• **Given records**:
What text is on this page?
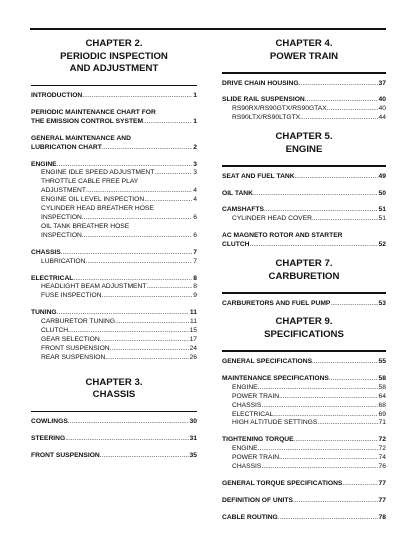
CHAPTER 2.
PERIODIC INSPECTION
AND ADJUSTMENT
INTRODUCTION .....	1
PERIODIC MAINTENANCE CHART FOR
THE EMISSION CONTROL SYSTEM .....	1
GENERAL MAINTENANCE AND
LUBRICATION CHART .....	2
ENGINE .....	3
ENGINE IDLE SPEED ADJUSTMENT .....	3
THROTTLE CABLE FREE PLAY
ADJUSTMENT .....	4
ENGINE OIL LEVEL INSPECTION .....	4
CYLINDER HEAD BREATHER HOSE
INSPECTION .....	6
OIL TANK BREATHER HOSE
INSPECTION .....	6
CHASSIS .....	7
LUBRICATION .....	7
ELECTRICAL .....	8
HEADLIGHT BEAM ADJUSTMENT .....	8
FUSE INSPECTION .....	9
TUNING .....	11
CARBURETOR TUNING .....	11
CLUTCH .....	15
GEAR SELECTION .....	17
FRONT SUSPENSION .....	24
REAR SUSPENSION .....	26
CHAPTER 3.
CHASSIS
COWLINGS .....	30
STEERING .....	31
FRONT SUSPENSION .....	35
CHAPTER 4.
POWER TRAIN
DRIVE CHAIN HOUSING .....	37
SLIDE RAIL SUSPENSION .....	40
RS90RX/RS90GTX/RS90GTAX .....	40
RS90LTX/RS90LTGTX .....	44
CHAPTER 5.
ENGINE
SEAT AND FUEL TANK .....	49
OIL TANK .....	50
CAMSHAFTS .....	51
CYLINDER HEAD COVER .....	51
AC MAGNETO ROTOR AND STARTER
CLUTCH .....	52
CHAPTER 7.
CARBURETION
CARBURETORS AND FUEL PUMP .....	53
CHAPTER 9.
SPECIFICATIONS
GENERAL SPECIFICATIONS .....	55
MAINTENANCE SPECIFICATIONS .....	58
ENGINE .....	58
POWER TRAIN .....	64
CHASSIS .....	68
ELECTRICAL .....	69
HIGH ALTITUDE SETTINGS .....	71
TIGHTENING TORQUE .....	72
ENGINE .....	72
POWER TRAIN .....	74
CHASSIS .....	76
GENERAL TORQUE SPECIFICATIONS .....	77
DEFINITION OF UNITS .....	77
CABLE ROUTING .....	78
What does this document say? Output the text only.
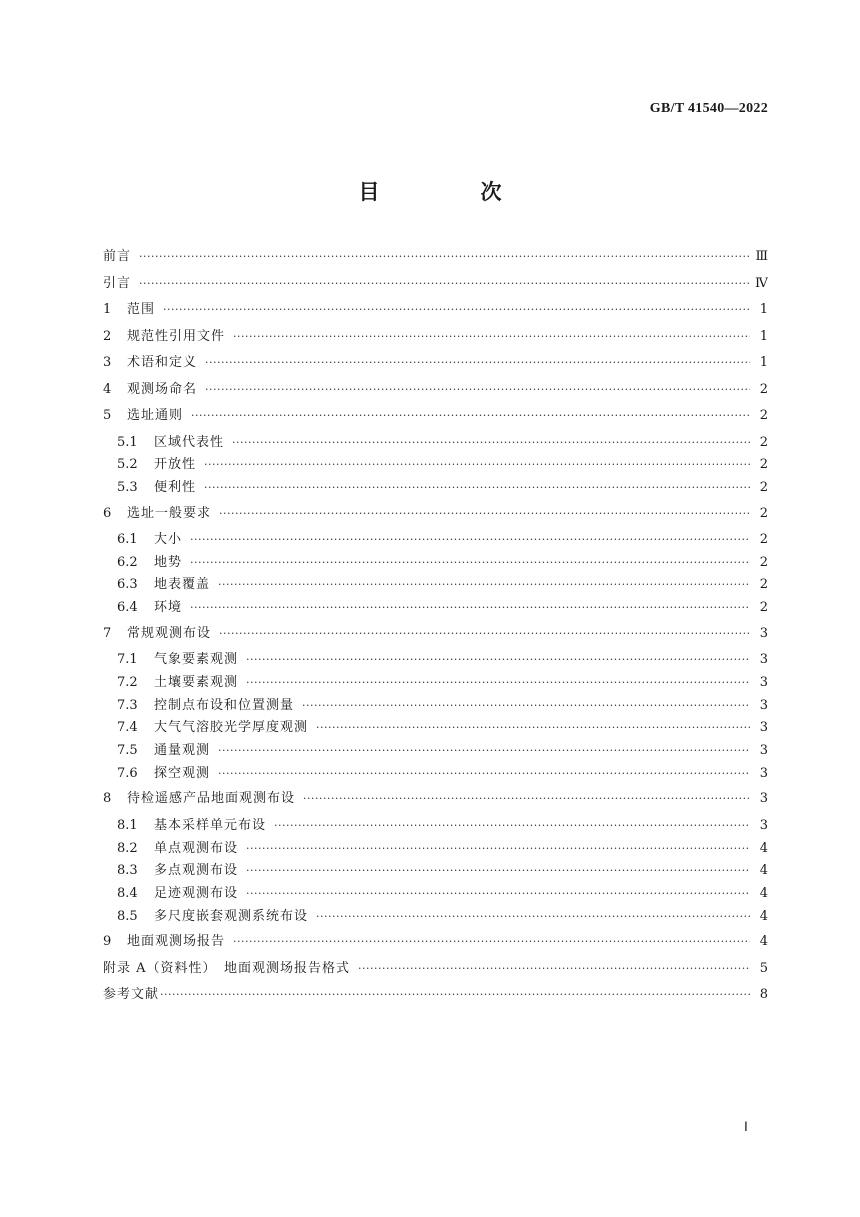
GB/T 41540—2022
目　次
前言 ·····	Ⅲ
引言 ·····	Ⅳ
1	范围 ·····	1
2	规范性引用文件 ·····	1
3	术语和定义 ·····	1
4	观测场命名 ·····	2
5	选址通则 ·····	2
5.1	区域代表性 ·····	2
5.2	开放性 ·····	2
5.3	便利性 ·····	2
6	选址一般要求 ·····	2
6.1	大小 ·····	2
6.2	地势 ·····	2
6.3	地表覆盖 ·····	2
6.4	环境 ·····	2
7	常规观测布设 ·····	3
7.1	气象要素观测 ·····	3
7.2	土壤要素观测 ·····	3
7.3	控制点布设和位置测量 ·····	3
7.4	大气气溶胶光学厚度观测 ·····	3
7.5	通量观测 ·····	3
7.6	探空观测 ·····	3
8	待检遥感产品地面观测布设 ·····	3
8.1	基本采样单元布设 ·····	3
8.2	单点观测布设 ·····	4
8.3	多点观测布设 ·····	4
8.4	足迹观测布设 ·····	4
8.5	多尺度嵌套观测系统布设 ·····	4
9	地面观测场报告 ·····	4
附录 A（资料性）　地面观测场报告格式 ·····	5
参考文献 ·····	8
Ⅰ
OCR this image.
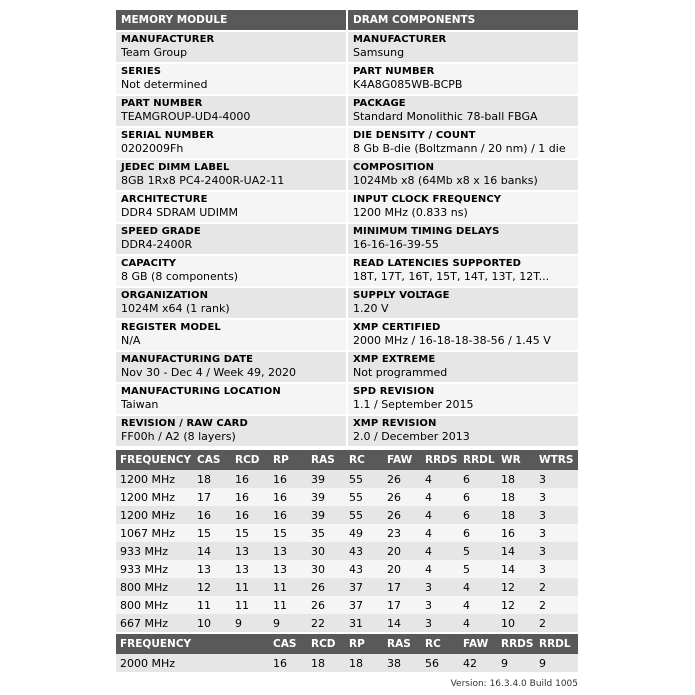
MEMORY MODULE
MANUFACTURER
Team Group
SERIES
Not determined
PART NUMBER
TEAMGROUP-UD4-4000
SERIAL NUMBER
0202009Fh
JEDEC DIMM LABEL
8GB 1Rx8 PC4-2400R-UA2-11
ARCHITECTURE
DDR4 SDRAM UDIMM
SPEED GRADE
DDR4-2400R
CAPACITY
8 GB (8 components)
ORGANIZATION
1024M x64 (1 rank)
REGISTER MODEL
N/A
MANUFACTURING DATE
Nov 30 - Dec 4 / Week 49, 2020
MANUFACTURING LOCATION
Taiwan
REVISION / RAW CARD
FF00h / A2 (8 layers)
DRAM COMPONENTS
MANUFACTURER
Samsung
PART NUMBER
K4A8G085WB-BCPB
PACKAGE
Standard Monolithic 78-ball FBGA
DIE DENSITY / COUNT
8 Gb B-die (Boltzmann / 20 nm) / 1 die
COMPOSITION
1024Mb x8 (64Mb x8 x 16 banks)
INPUT CLOCK FREQUENCY
1200 MHz (0.833 ns)
MINIMUM TIMING DELAYS
16-16-16-39-55
READ LATENCIES SUPPORTED
18T, 17T, 16T, 15T, 14T, 13T, 12T...
SUPPLY VOLTAGE
1.20 V
XMP CERTIFIED
2000 MHz / 16-18-18-38-56 / 1.45 V
XMP EXTREME
Not programmed
SPD REVISION
1.1 / September 2015
XMP REVISION
2.0 / December 2013
FREQUENCY	CAS	RCD	RP	RAS	RC	FAW	RRDS	RRDL	WR	WTRS
1200 MHz	18	16	16	39	55	26	4	6	18	3
1200 MHz	17	16	16	39	55	26	4	6	18	3
1200 MHz	16	16	16	39	55	26	4	6	18	3
1067 MHz	15	15	15	35	49	23	4	6	16	3
933 MHz	14	13	13	30	43	20	4	5	14	3
933 MHz	13	13	13	30	43	20	4	5	14	3
800 MHz	12	11	11	26	37	17	3	4	12	2
800 MHz	11	11	11	26	37	17	3	4	12	2
667 MHz	10	9	9	22	31	14	3	4	10	2
FREQUENCY		CAS	RCD	RP	RAS	RC	FAW	RRDS	RRDL
2000 MHz		16	18	18	38	56	42	9	9
Version: 16.3.4.0 Build 1005
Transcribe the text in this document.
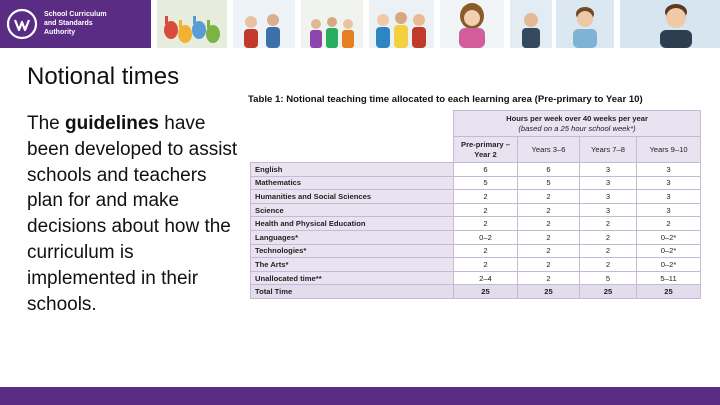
School Curriculum
and Standards
Authority
Notional times

The guidelines have been developed to assist schools and teachers plan for and make decisions about how the curriculum is implemented in their schools.

Table 1: Notional teaching time allocated to each learning area (Pre-primary to Year 10)

	Hours per week over 40 weeks per year
(based on a 25 hour school week*)			

	Pre-primary –Year 2	Years 3–6	Years 7–8	Years 9–10
English	6	6	3	3
Mathematics	5	5	3	3
Humanities and Social Sciences	2	2	3	3
Science	2	2	3	3
Health and Physical Education	2	2	2	2
Languages*	0–2	2	2	0–2*
Technologies*	2	2	2	0–2*
The Arts*	2	2	2	0–2*
Unallocated time**	2–4	2	5	5–11
Total Time	25	25	25	25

• **Aim of the exercise**: With the pictures left out, write out exactly the lines from the line containing "Transcribe the text in this document." through the final line.

• **Written answer**:
Transcribe the text in this document.
School Curriculum
and Standards
Authority
Notional times

The guidelines have been developed to assist schools and teachers plan for and make decisions about how the curriculum is implemented in their schools.

Table 1: Notional teaching time allocated to each learning area (Pre-primary to Year 10)

	Hours per week over 40 weeks per year
(based on a 25 hour school week*)			

	Pre-primary –Year 2	Years 3–6	Years 7–8	Years 9–10
English	6	6	3	3
Mathematics	5	5	3	3
Humanities and Social Sciences	2	2	3	3
Science	2	2	3	3
Health and Physical Education	2	2	2	2
Languages*	0–2	2	2	0–2*
Technologies*	2	2	2	0–2*
The Arts*	2	2	2	0–2*
Unallocated time**	2–4	2	5	5–11
Total Time	25	25	25	25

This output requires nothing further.